▶ **Exercise directions**
Repeat all the material exactly; pictures stay out of your copy.
─── Input material
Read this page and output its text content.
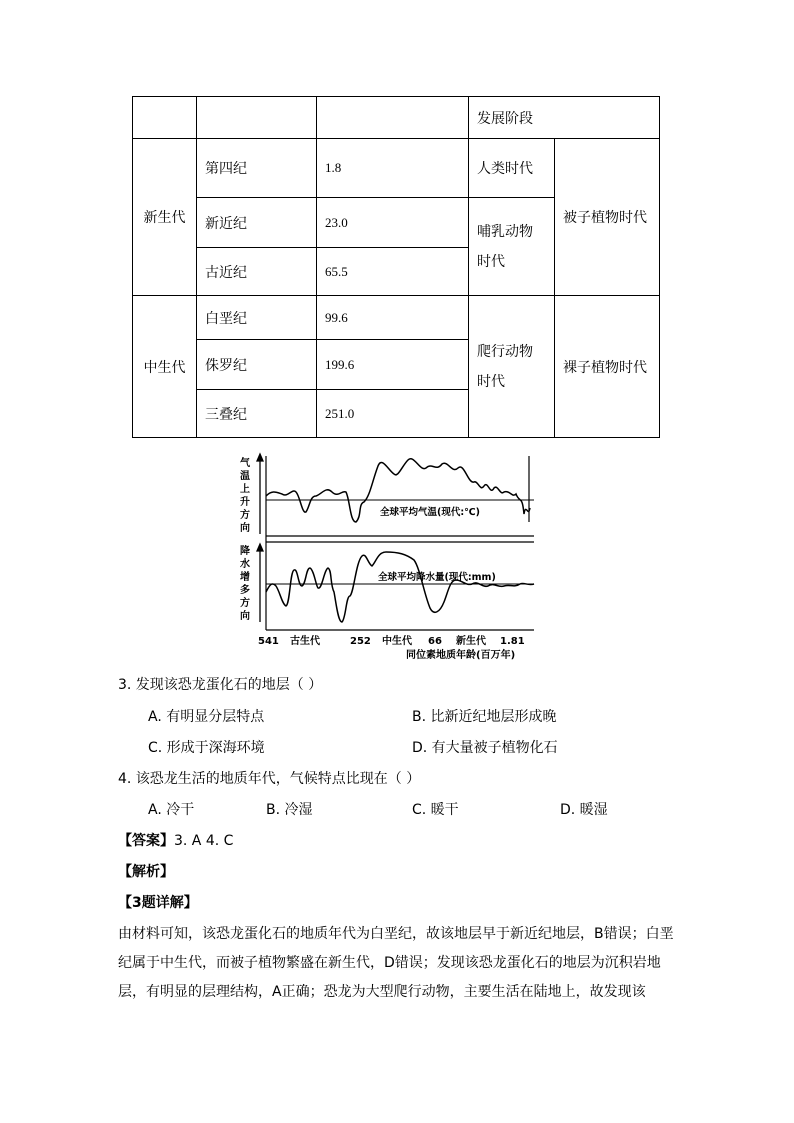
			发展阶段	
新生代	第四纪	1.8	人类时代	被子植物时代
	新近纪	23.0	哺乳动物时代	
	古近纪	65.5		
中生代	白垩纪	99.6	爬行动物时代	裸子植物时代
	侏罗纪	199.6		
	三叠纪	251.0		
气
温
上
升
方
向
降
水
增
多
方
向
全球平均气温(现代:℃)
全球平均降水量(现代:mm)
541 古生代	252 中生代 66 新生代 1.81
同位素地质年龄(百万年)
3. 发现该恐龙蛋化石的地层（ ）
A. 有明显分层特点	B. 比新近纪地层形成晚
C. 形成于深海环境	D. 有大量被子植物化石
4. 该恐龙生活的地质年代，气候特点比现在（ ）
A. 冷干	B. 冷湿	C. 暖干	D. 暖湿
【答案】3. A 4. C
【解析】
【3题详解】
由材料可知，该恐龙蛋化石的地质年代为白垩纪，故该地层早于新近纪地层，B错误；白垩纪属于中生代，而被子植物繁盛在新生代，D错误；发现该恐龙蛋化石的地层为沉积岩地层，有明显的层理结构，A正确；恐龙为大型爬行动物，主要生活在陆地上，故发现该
──────
▶ **In response**
Read this page and output its text content.
			发展阶段	
新生代	第四纪	1.8	人类时代	被子植物时代
	新近纪	23.0	哺乳动物时代	
	古近纪	65.5		
中生代	白垩纪	99.6	爬行动物时代	裸子植物时代
	侏罗纪	199.6		
	三叠纪	251.0		
气
温
上
升
方
向
降
水
增
多
方
向
全球平均气温(现代:℃)
全球平均降水量(现代:mm)
541 古生代	252 中生代 66 新生代 1.81
同位素地质年龄(百万年)
3. 发现该恐龙蛋化石的地层（ ）
A. 有明显分层特点	B. 比新近纪地层形成晚
C. 形成于深海环境	D. 有大量被子植物化石
4. 该恐龙生活的地质年代，气候特点比现在（ ）
A. 冷干	B. 冷湿	C. 暖干	D. 暖湿
【答案】3. A 4. C
【解析】
【3题详解】
由材料可知，该恐龙蛋化石的地质年代为白垩纪，故该地层早于新近纪地层，B错误；白垩纪属于中生代，而被子植物繁盛在新生代，D错误；发现该恐龙蛋化石的地层为沉积岩地层，有明显的层理结构，A正确；恐龙为大型爬行动物，主要生活在陆地上，故发现该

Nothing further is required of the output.